• THE REQUEST: Quote all of the entries word for word.

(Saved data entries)
BEGIN

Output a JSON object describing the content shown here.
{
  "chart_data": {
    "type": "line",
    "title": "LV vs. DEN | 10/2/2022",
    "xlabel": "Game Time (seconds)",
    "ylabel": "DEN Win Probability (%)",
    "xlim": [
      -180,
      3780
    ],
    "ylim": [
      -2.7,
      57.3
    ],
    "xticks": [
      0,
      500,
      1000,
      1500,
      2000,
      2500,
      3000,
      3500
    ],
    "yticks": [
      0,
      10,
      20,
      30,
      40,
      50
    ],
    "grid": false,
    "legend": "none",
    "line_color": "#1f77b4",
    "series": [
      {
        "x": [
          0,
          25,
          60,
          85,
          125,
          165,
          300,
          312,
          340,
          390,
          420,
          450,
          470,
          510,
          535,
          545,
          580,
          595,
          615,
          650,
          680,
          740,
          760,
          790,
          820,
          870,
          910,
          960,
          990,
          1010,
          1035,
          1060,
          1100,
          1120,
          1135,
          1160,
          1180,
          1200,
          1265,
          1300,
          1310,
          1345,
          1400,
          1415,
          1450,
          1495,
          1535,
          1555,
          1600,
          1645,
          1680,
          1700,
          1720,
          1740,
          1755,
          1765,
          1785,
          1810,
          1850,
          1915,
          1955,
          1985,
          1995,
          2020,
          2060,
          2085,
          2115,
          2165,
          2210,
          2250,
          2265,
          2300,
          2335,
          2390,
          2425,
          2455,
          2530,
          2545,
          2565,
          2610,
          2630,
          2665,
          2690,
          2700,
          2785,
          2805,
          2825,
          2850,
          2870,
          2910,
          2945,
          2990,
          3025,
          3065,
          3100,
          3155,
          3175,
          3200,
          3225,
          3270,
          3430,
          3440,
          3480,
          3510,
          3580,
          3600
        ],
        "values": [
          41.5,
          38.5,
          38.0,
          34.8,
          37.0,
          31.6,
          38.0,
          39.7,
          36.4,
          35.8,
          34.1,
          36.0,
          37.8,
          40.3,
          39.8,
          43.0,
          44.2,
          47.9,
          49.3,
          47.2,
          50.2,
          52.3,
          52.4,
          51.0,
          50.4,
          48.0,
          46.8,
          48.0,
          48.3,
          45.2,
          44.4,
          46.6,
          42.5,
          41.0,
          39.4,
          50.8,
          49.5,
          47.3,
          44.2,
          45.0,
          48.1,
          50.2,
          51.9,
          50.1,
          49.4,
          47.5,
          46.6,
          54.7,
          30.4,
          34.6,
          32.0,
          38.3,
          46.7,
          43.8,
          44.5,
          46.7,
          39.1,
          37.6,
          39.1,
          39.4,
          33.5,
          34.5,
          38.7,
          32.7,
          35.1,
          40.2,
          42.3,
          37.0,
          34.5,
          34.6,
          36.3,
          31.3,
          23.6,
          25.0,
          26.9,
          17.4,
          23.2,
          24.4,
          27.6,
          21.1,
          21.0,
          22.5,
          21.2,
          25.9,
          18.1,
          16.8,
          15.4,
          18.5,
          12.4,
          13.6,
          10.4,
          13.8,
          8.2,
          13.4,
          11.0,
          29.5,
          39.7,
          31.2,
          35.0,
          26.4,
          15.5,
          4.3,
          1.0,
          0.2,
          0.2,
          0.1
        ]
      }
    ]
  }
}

END

• FINISHED EXERCISE:
Output a JSON object describing the content shown here.
{
  "chart_data": {
    "type": "line",
    "title": "LV vs. DEN | 10/2/2022",
    "xlabel": "Game Time (seconds)",
    "ylabel": "DEN Win Probability (%)",
    "xlim": [
      -180,
      3780
    ],
    "ylim": [
      -2.7,
      57.3
    ],
    "xticks": [
      0,
      500,
      1000,
      1500,
      2000,
      2500,
      3000,
      3500
    ],
    "yticks": [
      0,
      10,
      20,
      30,
      40,
      50
    ],
    "grid": false,
    "legend": "none",
    "line_color": "#1f77b4",
    "series": [
      {
        "x": [
          0,
          25,
          60,
          85,
          125,
          165,
          300,
          312,
          340,
          390,
          420,
          450,
          470,
          510,
          535,
          545,
          580,
          595,
          615,
          650,
          680,
          740,
          760,
          790,
          820,
          870,
          910,
          960,
          990,
          1010,
          1035,
          1060,
          1100,
          1120,
          1135,
          1160,
          1180,
          1200,
          1265,
          1300,
          1310,
          1345,
          1400,
          1415,
          1450,
          1495,
          1535,
          1555,
          1600,
          1645,
          1680,
          1700,
          1720,
          1740,
          1755,
          1765,
          1785,
          1810,
          1850,
          1915,
          1955,
          1985,
          1995,
          2020,
          2060,
          2085,
          2115,
          2165,
          2210,
          2250,
          2265,
          2300,
          2335,
          2390,
          2425,
          2455,
          2530,
          2545,
          2565,
          2610,
          2630,
          2665,
          2690,
          2700,
          2785,
          2805,
          2825,
          2850,
          2870,
          2910,
          2945,
          2990,
          3025,
          3065,
          3100,
          3155,
          3175,
          3200,
          3225,
          3270,
          3430,
          3440,
          3480,
          3510,
          3580,
          3600
        ],
        "values": [
          41.5,
          38.5,
          38.0,
          34.8,
          37.0,
          31.6,
          38.0,
          39.7,
          36.4,
          35.8,
          34.1,
          36.0,
          37.8,
          40.3,
          39.8,
          43.0,
          44.2,
          47.9,
          49.3,
          47.2,
          50.2,
          52.3,
          52.4,
          51.0,
          50.4,
          48.0,
          46.8,
          48.0,
          48.3,
          45.2,
          44.4,
          46.6,
          42.5,
          41.0,
          39.4,
          50.8,
          49.5,
          47.3,
          44.2,
          45.0,
          48.1,
          50.2,
          51.9,
          50.1,
          49.4,
          47.5,
          46.6,
          54.7,
          30.4,
          34.6,
          32.0,
          38.3,
          46.7,
          43.8,
          44.5,
          46.7,
          39.1,
          37.6,
          39.1,
          39.4,
          33.5,
          34.5,
          38.7,
          32.7,
          35.1,
          40.2,
          42.3,
          37.0,
          34.5,
          34.6,
          36.3,
          31.3,
          23.6,
          25.0,
          26.9,
          17.4,
          23.2,
          24.4,
          27.6,
          21.1,
          21.0,
          22.5,
          21.2,
          25.9,
          18.1,
          16.8,
          15.4,
          18.5,
          12.4,
          13.6,
          10.4,
          13.8,
          8.2,
          13.4,
          11.0,
          29.5,
          39.7,
          31.2,
          35.0,
          26.4,
          15.5,
          4.3,
          1.0,
          0.2,
          0.2,
          0.1
        ]
      }
    ]
  }
}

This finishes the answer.